WRITTEN REQUEST:
Extract the records below word for word and ignore the images.

PROVIDED INFORMATION:
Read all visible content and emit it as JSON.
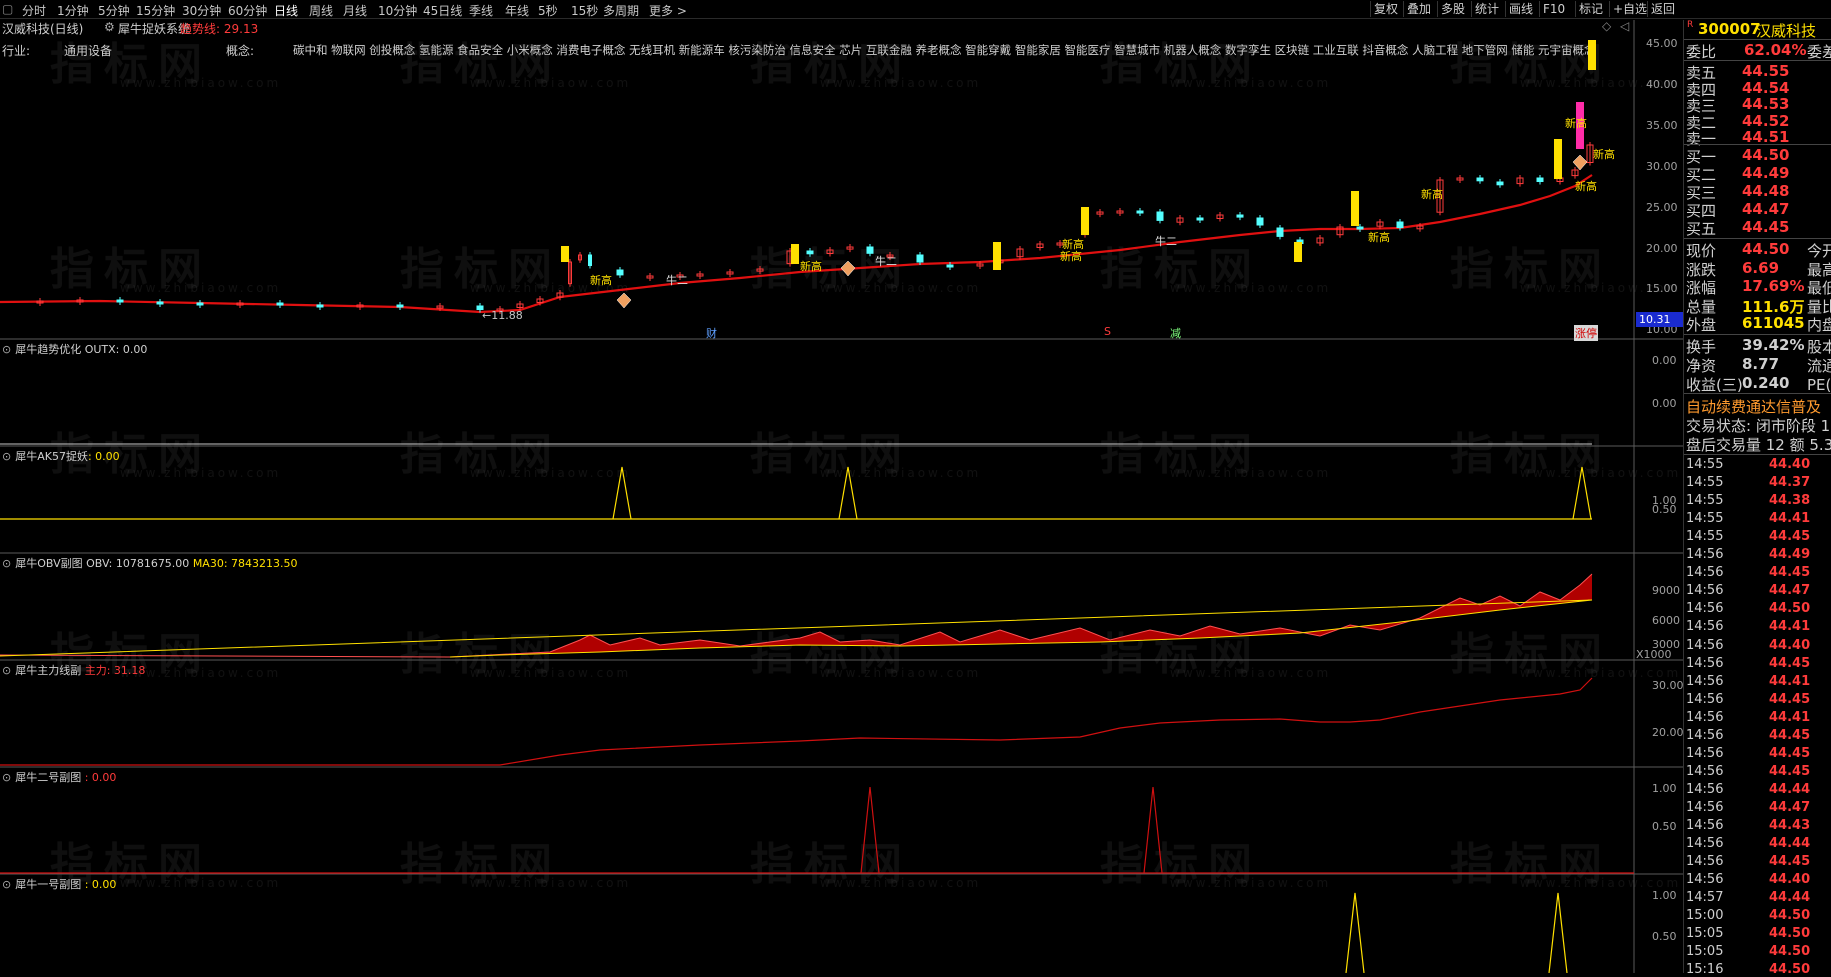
{
  "toolbar": {
    "left_items": [
      "分时",
      "1分钟",
      "5分钟",
      "15分钟",
      "30分钟",
      "60分钟",
      "日线",
      "周线",
      "月线",
      "10分钟",
      "45日线",
      "季线",
      "年线",
      "5秒",
      "15秒",
      "多周期",
      "更多 >"
    ],
    "active": "日线",
    "right_items": [
      "复权",
      "叠加",
      "多股",
      "统计",
      "画线",
      "F10",
      "标记",
      "+自选",
      "返回"
    ]
  },
  "chart_header": {
    "stock_title": "汉威科技(日线)",
    "system_name": "犀牛捉妖系统",
    "trend_label": "趋势线: 29.13"
  },
  "info_row": {
    "industry_label": "行业:",
    "industry_value": "通用设备",
    "concept_label": "概念:",
    "concepts": "碳中和 物联网 创投概念 氢能源 食品安全 小米概念 消费电子概念 无线耳机 新能源车 核污染防治 信息安全 芯片 互联金融 养老概念 智能穿戴 智能家居 智能医疗 智慧城市 机器人概念 数字孪生 区块链 工业互联 抖音概念 人脑工程 地下管网 储能 元宇宙概念"
  },
  "main_chart": {
    "price_axis": [
      "45.00",
      "40.00",
      "35.00",
      "30.00",
      "25.00",
      "20.00",
      "15.00",
      "10.00"
    ],
    "labels": {
      "low_price": "←11.88",
      "current_badge": "10.31",
      "new_high": "新高",
      "ox_two": "牛二",
      "cai": "财",
      "s_mark": "S",
      "jian": "减",
      "zhang": "涨",
      "ting": "停"
    },
    "colors": {
      "up": "#ff3b3b",
      "down": "#54ffff",
      "trend": "#e01010",
      "signal": "#ffe000",
      "limit": "#ff2ca8"
    }
  },
  "indicators": [
    {
      "name": "犀牛趋势优化",
      "value_label": "OUTX: 0.00",
      "axis": [
        "0.00",
        "0.00"
      ]
    },
    {
      "name": "犀牛AK57捉妖",
      "value_label": ": 0.00",
      "axis": [
        "1.00",
        "0.50"
      ]
    },
    {
      "name": "犀牛OBV副图",
      "value_label": "OBV: 10781675.00",
      "ma_label": "MA30: 7843213.50",
      "axis": [
        "9000",
        "6000",
        "3000",
        "X1000"
      ]
    },
    {
      "name": "犀牛主力线副",
      "value_label": "主力: 31.18",
      "axis": [
        "30.00",
        "20.00"
      ]
    },
    {
      "name": "犀牛二号副图",
      "value_label": ": 0.00",
      "axis": [
        "1.00",
        "0.50"
      ]
    },
    {
      "name": "犀牛一号副图",
      "value_label": ": 0.00",
      "axis": [
        "1.00",
        "0.50"
      ]
    }
  ],
  "watermark": {
    "brand": "指标网",
    "url": "www.zhibiaow.com"
  },
  "quote_panel": {
    "code": "300007",
    "name": "汉威科技",
    "r_mark": "R",
    "weibi_label": "委比",
    "weibi_value": "62.04%",
    "weicha_label": "委差",
    "asks": [
      {
        "label": "卖五",
        "price": "44.55"
      },
      {
        "label": "卖四",
        "price": "44.54"
      },
      {
        "label": "卖三",
        "price": "44.53"
      },
      {
        "label": "卖二",
        "price": "44.52"
      },
      {
        "label": "卖一",
        "price": "44.51"
      }
    ],
    "bids": [
      {
        "label": "买一",
        "price": "44.50"
      },
      {
        "label": "买二",
        "price": "44.49"
      },
      {
        "label": "买三",
        "price": "44.48"
      },
      {
        "label": "买四",
        "price": "44.47"
      },
      {
        "label": "买五",
        "price": "44.45"
      }
    ],
    "stats": [
      {
        "label": "现价",
        "value": "44.50",
        "extra": "今开"
      },
      {
        "label": "涨跌",
        "value": "6.69",
        "extra": "最高"
      },
      {
        "label": "涨幅",
        "value": "17.69%",
        "extra": "最低"
      },
      {
        "label": "总量",
        "value": "111.6万",
        "extra": "量比"
      },
      {
        "label": "外盘",
        "value": "611045",
        "extra": "内盘"
      }
    ],
    "stats2": [
      {
        "label": "换手",
        "value": "39.42%",
        "extra": "股本"
      },
      {
        "label": "净资",
        "value": "8.77",
        "extra": "流通"
      },
      {
        "label": "收益(三)",
        "value": "0.240",
        "extra": "PE(动)"
      }
    ],
    "notice": "自动续费通达信普及",
    "trade_status": "交易状态: 闭市阶段 1",
    "after_hours": "盘后交易量 12 额 5.3",
    "ticks": [
      {
        "time": "14:55",
        "price": "44.40"
      },
      {
        "time": "14:55",
        "price": "44.37"
      },
      {
        "time": "14:55",
        "price": "44.38"
      },
      {
        "time": "14:55",
        "price": "44.41"
      },
      {
        "time": "14:55",
        "price": "44.45"
      },
      {
        "time": "14:56",
        "price": "44.49"
      },
      {
        "time": "14:56",
        "price": "44.45"
      },
      {
        "time": "14:56",
        "price": "44.47"
      },
      {
        "time": "14:56",
        "price": "44.50"
      },
      {
        "time": "14:56",
        "price": "44.41"
      },
      {
        "time": "14:56",
        "price": "44.40"
      },
      {
        "time": "14:56",
        "price": "44.45"
      },
      {
        "time": "14:56",
        "price": "44.41"
      },
      {
        "time": "14:56",
        "price": "44.45"
      },
      {
        "time": "14:56",
        "price": "44.41"
      },
      {
        "time": "14:56",
        "price": "44.45"
      },
      {
        "time": "14:56",
        "price": "44.45"
      },
      {
        "time": "14:56",
        "price": "44.45"
      },
      {
        "time": "14:56",
        "price": "44.44"
      },
      {
        "time": "14:56",
        "price": "44.47"
      },
      {
        "time": "14:56",
        "price": "44.43"
      },
      {
        "time": "14:56",
        "price": "44.44"
      },
      {
        "time": "14:56",
        "price": "44.45"
      },
      {
        "time": "14:56",
        "price": "44.40"
      },
      {
        "time": "14:57",
        "price": "44.44"
      },
      {
        "time": "15:00",
        "price": "44.50"
      },
      {
        "time": "15:05",
        "price": "44.50"
      },
      {
        "time": "15:05",
        "price": "44.50"
      },
      {
        "time": "15:16",
        "price": "44.50"
      }
    ]
  }
}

RESULT FOR THIS TASK:
Read all visible content and emit it as JSON.
{
  "toolbar": {
    "left_items": [
      "分时",
      "1分钟",
      "5分钟",
      "15分钟",
      "30分钟",
      "60分钟",
      "日线",
      "周线",
      "月线",
      "10分钟",
      "45日线",
      "季线",
      "年线",
      "5秒",
      "15秒",
      "多周期",
      "更多 >"
    ],
    "active": "日线",
    "right_items": [
      "复权",
      "叠加",
      "多股",
      "统计",
      "画线",
      "F10",
      "标记",
      "+自选",
      "返回"
    ]
  },
  "chart_header": {
    "stock_title": "汉威科技(日线)",
    "system_name": "犀牛捉妖系统",
    "trend_label": "趋势线: 29.13"
  },
  "info_row": {
    "industry_label": "行业:",
    "industry_value": "通用设备",
    "concept_label": "概念:",
    "concepts": "碳中和 物联网 创投概念 氢能源 食品安全 小米概念 消费电子概念 无线耳机 新能源车 核污染防治 信息安全 芯片 互联金融 养老概念 智能穿戴 智能家居 智能医疗 智慧城市 机器人概念 数字孪生 区块链 工业互联 抖音概念 人脑工程 地下管网 储能 元宇宙概念"
  },
  "main_chart": {
    "price_axis": [
      "45.00",
      "40.00",
      "35.00",
      "30.00",
      "25.00",
      "20.00",
      "15.00",
      "10.00"
    ],
    "labels": {
      "low_price": "←11.88",
      "current_badge": "10.31",
      "new_high": "新高",
      "ox_two": "牛二",
      "cai": "财",
      "s_mark": "S",
      "jian": "减",
      "zhang": "涨",
      "ting": "停"
    },
    "colors": {
      "up": "#ff3b3b",
      "down": "#54ffff",
      "trend": "#e01010",
      "signal": "#ffe000",
      "limit": "#ff2ca8"
    }
  },
  "indicators": [
    {
      "name": "犀牛趋势优化",
      "value_label": "OUTX: 0.00",
      "axis": [
        "0.00",
        "0.00"
      ]
    },
    {
      "name": "犀牛AK57捉妖",
      "value_label": ": 0.00",
      "axis": [
        "1.00",
        "0.50"
      ]
    },
    {
      "name": "犀牛OBV副图",
      "value_label": "OBV: 10781675.00",
      "ma_label": "MA30: 7843213.50",
      "axis": [
        "9000",
        "6000",
        "3000",
        "X1000"
      ]
    },
    {
      "name": "犀牛主力线副",
      "value_label": "主力: 31.18",
      "axis": [
        "30.00",
        "20.00"
      ]
    },
    {
      "name": "犀牛二号副图",
      "value_label": ": 0.00",
      "axis": [
        "1.00",
        "0.50"
      ]
    },
    {
      "name": "犀牛一号副图",
      "value_label": ": 0.00",
      "axis": [
        "1.00",
        "0.50"
      ]
    }
  ],
  "watermark": {
    "brand": "指标网",
    "url": "www.zhibiaow.com"
  },
  "quote_panel": {
    "code": "300007",
    "name": "汉威科技",
    "r_mark": "R",
    "weibi_label": "委比",
    "weibi_value": "62.04%",
    "weicha_label": "委差",
    "asks": [
      {
        "label": "卖五",
        "price": "44.55"
      },
      {
        "label": "卖四",
        "price": "44.54"
      },
      {
        "label": "卖三",
        "price": "44.53"
      },
      {
        "label": "卖二",
        "price": "44.52"
      },
      {
        "label": "卖一",
        "price": "44.51"
      }
    ],
    "bids": [
      {
        "label": "买一",
        "price": "44.50"
      },
      {
        "label": "买二",
        "price": "44.49"
      },
      {
        "label": "买三",
        "price": "44.48"
      },
      {
        "label": "买四",
        "price": "44.47"
      },
      {
        "label": "买五",
        "price": "44.45"
      }
    ],
    "stats": [
      {
        "label": "现价",
        "value": "44.50",
        "extra": "今开"
      },
      {
        "label": "涨跌",
        "value": "6.69",
        "extra": "最高"
      },
      {
        "label": "涨幅",
        "value": "17.69%",
        "extra": "最低"
      },
      {
        "label": "总量",
        "value": "111.6万",
        "extra": "量比"
      },
      {
        "label": "外盘",
        "value": "611045",
        "extra": "内盘"
      }
    ],
    "stats2": [
      {
        "label": "换手",
        "value": "39.42%",
        "extra": "股本"
      },
      {
        "label": "净资",
        "value": "8.77",
        "extra": "流通"
      },
      {
        "label": "收益(三)",
        "value": "0.240",
        "extra": "PE(动)"
      }
    ],
    "notice": "自动续费通达信普及",
    "trade_status": "交易状态: 闭市阶段 1",
    "after_hours": "盘后交易量 12 额 5.3",
    "ticks": [
      {
        "time": "14:55",
        "price": "44.40"
      },
      {
        "time": "14:55",
        "price": "44.37"
      },
      {
        "time": "14:55",
        "price": "44.38"
      },
      {
        "time": "14:55",
        "price": "44.41"
      },
      {
        "time": "14:55",
        "price": "44.45"
      },
      {
        "time": "14:56",
        "price": "44.49"
      },
      {
        "time": "14:56",
        "price": "44.45"
      },
      {
        "time": "14:56",
        "price": "44.47"
      },
      {
        "time": "14:56",
        "price": "44.50"
      },
      {
        "time": "14:56",
        "price": "44.41"
      },
      {
        "time": "14:56",
        "price": "44.40"
      },
      {
        "time": "14:56",
        "price": "44.45"
      },
      {
        "time": "14:56",
        "price": "44.41"
      },
      {
        "time": "14:56",
        "price": "44.45"
      },
      {
        "time": "14:56",
        "price": "44.41"
      },
      {
        "time": "14:56",
        "price": "44.45"
      },
      {
        "time": "14:56",
        "price": "44.45"
      },
      {
        "time": "14:56",
        "price": "44.45"
      },
      {
        "time": "14:56",
        "price": "44.44"
      },
      {
        "time": "14:56",
        "price": "44.47"
      },
      {
        "time": "14:56",
        "price": "44.43"
      },
      {
        "time": "14:56",
        "price": "44.44"
      },
      {
        "time": "14:56",
        "price": "44.45"
      },
      {
        "time": "14:56",
        "price": "44.40"
      },
      {
        "time": "14:57",
        "price": "44.44"
      },
      {
        "time": "15:00",
        "price": "44.50"
      },
      {
        "time": "15:05",
        "price": "44.50"
      },
      {
        "time": "15:05",
        "price": "44.50"
      },
      {
        "time": "15:16",
        "price": "44.50"
      }
    ]
  }
}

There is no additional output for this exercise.